Provide an exact copy of the data, excluding the images.

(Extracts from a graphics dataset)

------

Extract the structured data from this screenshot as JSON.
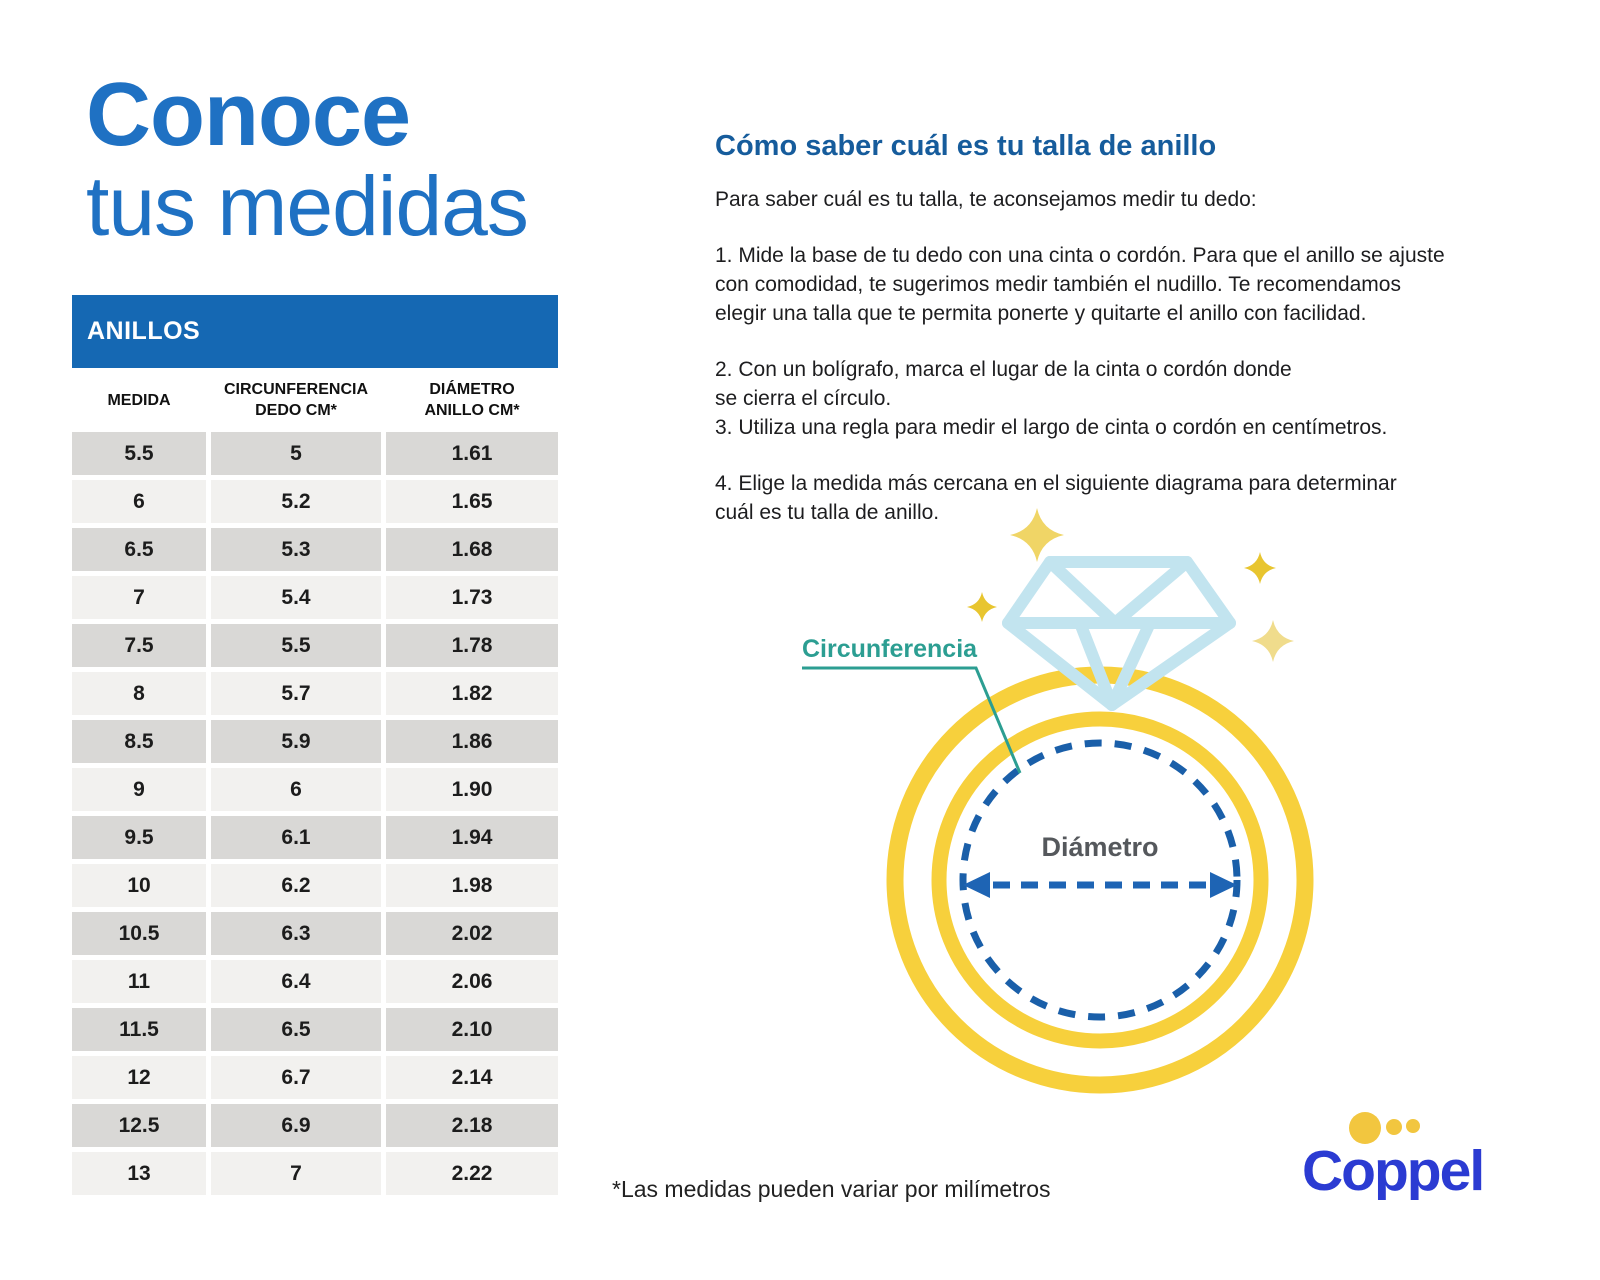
{
  "left": {
    "title_line1": "Conoce",
    "title_line2": "tus medidas",
    "table": {
      "banner": "ANILLOS",
      "columns": [
        "MEDIDA",
        "CIRCUNFERENCIA\nDEDO CM*",
        "DIÁMETRO\nANILLO CM*"
      ],
      "rows": [
        [
          "5.5",
          "5",
          "1.61"
        ],
        [
          "6",
          "5.2",
          "1.65"
        ],
        [
          "6.5",
          "5.3",
          "1.68"
        ],
        [
          "7",
          "5.4",
          "1.73"
        ],
        [
          "7.5",
          "5.5",
          "1.78"
        ],
        [
          "8",
          "5.7",
          "1.82"
        ],
        [
          "8.5",
          "5.9",
          "1.86"
        ],
        [
          "9",
          "6",
          "1.90"
        ],
        [
          "9.5",
          "6.1",
          "1.94"
        ],
        [
          "10",
          "6.2",
          "1.98"
        ],
        [
          "10.5",
          "6.3",
          "2.02"
        ],
        [
          "11",
          "6.4",
          "2.06"
        ],
        [
          "11.5",
          "6.5",
          "2.10"
        ],
        [
          "12",
          "6.7",
          "2.14"
        ],
        [
          "12.5",
          "6.9",
          "2.18"
        ],
        [
          "13",
          "7",
          "2.22"
        ]
      ]
    }
  },
  "right": {
    "heading": "Cómo saber cuál es tu talla de anillo",
    "intro": "Para saber cuál es tu talla, te aconsejamos medir tu dedo:",
    "steps": [
      "1. Mide la base de tu dedo con una cinta o cordón. Para que el anillo se ajuste\ncon comodidad, te sugerimos medir también el nudillo. Te recomendamos\nelegir una talla que te permita ponerte y quitarte el anillo con facilidad.",
      "2. Con un bolígrafo, marca el lugar de la cinta o cordón donde\nse cierra el círculo.",
      "3. Utiliza una regla para medir el largo de cinta o cordón en centímetros.",
      "4. Elige la medida más cercana en el siguiente diagrama para determinar\ncuál es tu talla de anillo."
    ],
    "footnote": "*Las medidas pueden variar por milímetros"
  },
  "diagram": {
    "label_circumference": "Circunferencia",
    "label_diameter": "Diámetro",
    "colors": {
      "ring_yellow": "#f7d03c",
      "dashed_blue": "#1a5fa9",
      "diamond_blue": "#c2e4ef",
      "teal_label": "#2c9e92",
      "sparkle_gold": "#e8c52f",
      "sparkle_light": "#f0dc8c"
    }
  },
  "logo": {
    "text": "Coppel",
    "colors": {
      "text_blue": "#2b3bd2",
      "dots_yellow": "#f2c63f"
    }
  },
  "page": {
    "colors": {
      "title_blue": "#1f71c3",
      "banner_blue": "#1568b3",
      "heading_blue": "#165c9c",
      "row_dark": "#d9d8d6",
      "row_light": "#f2f1ef"
    }
  }
}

------

TASK RESULT:
Extract the structured data from this screenshot as JSON.
{
  "left": {
    "title_line1": "Conoce",
    "title_line2": "tus medidas",
    "table": {
      "banner": "ANILLOS",
      "columns": [
        "MEDIDA",
        "CIRCUNFERENCIA\nDEDO CM*",
        "DIÁMETRO\nANILLO CM*"
      ],
      "rows": [
        [
          "5.5",
          "5",
          "1.61"
        ],
        [
          "6",
          "5.2",
          "1.65"
        ],
        [
          "6.5",
          "5.3",
          "1.68"
        ],
        [
          "7",
          "5.4",
          "1.73"
        ],
        [
          "7.5",
          "5.5",
          "1.78"
        ],
        [
          "8",
          "5.7",
          "1.82"
        ],
        [
          "8.5",
          "5.9",
          "1.86"
        ],
        [
          "9",
          "6",
          "1.90"
        ],
        [
          "9.5",
          "6.1",
          "1.94"
        ],
        [
          "10",
          "6.2",
          "1.98"
        ],
        [
          "10.5",
          "6.3",
          "2.02"
        ],
        [
          "11",
          "6.4",
          "2.06"
        ],
        [
          "11.5",
          "6.5",
          "2.10"
        ],
        [
          "12",
          "6.7",
          "2.14"
        ],
        [
          "12.5",
          "6.9",
          "2.18"
        ],
        [
          "13",
          "7",
          "2.22"
        ]
      ]
    }
  },
  "right": {
    "heading": "Cómo saber cuál es tu talla de anillo",
    "intro": "Para saber cuál es tu talla, te aconsejamos medir tu dedo:",
    "steps": [
      "1. Mide la base de tu dedo con una cinta o cordón. Para que el anillo se ajuste\ncon comodidad, te sugerimos medir también el nudillo. Te recomendamos\nelegir una talla que te permita ponerte y quitarte el anillo con facilidad.",
      "2. Con un bolígrafo, marca el lugar de la cinta o cordón donde\nse cierra el círculo.",
      "3. Utiliza una regla para medir el largo de cinta o cordón en centímetros.",
      "4. Elige la medida más cercana en el siguiente diagrama para determinar\ncuál es tu talla de anillo."
    ],
    "footnote": "*Las medidas pueden variar por milímetros"
  },
  "diagram": {
    "label_circumference": "Circunferencia",
    "label_diameter": "Diámetro",
    "colors": {
      "ring_yellow": "#f7d03c",
      "dashed_blue": "#1a5fa9",
      "diamond_blue": "#c2e4ef",
      "teal_label": "#2c9e92",
      "sparkle_gold": "#e8c52f",
      "sparkle_light": "#f0dc8c"
    }
  },
  "logo": {
    "text": "Coppel",
    "colors": {
      "text_blue": "#2b3bd2",
      "dots_yellow": "#f2c63f"
    }
  },
  "page": {
    "colors": {
      "title_blue": "#1f71c3",
      "banner_blue": "#1568b3",
      "heading_blue": "#165c9c",
      "row_dark": "#d9d8d6",
      "row_light": "#f2f1ef"
    }
  }
}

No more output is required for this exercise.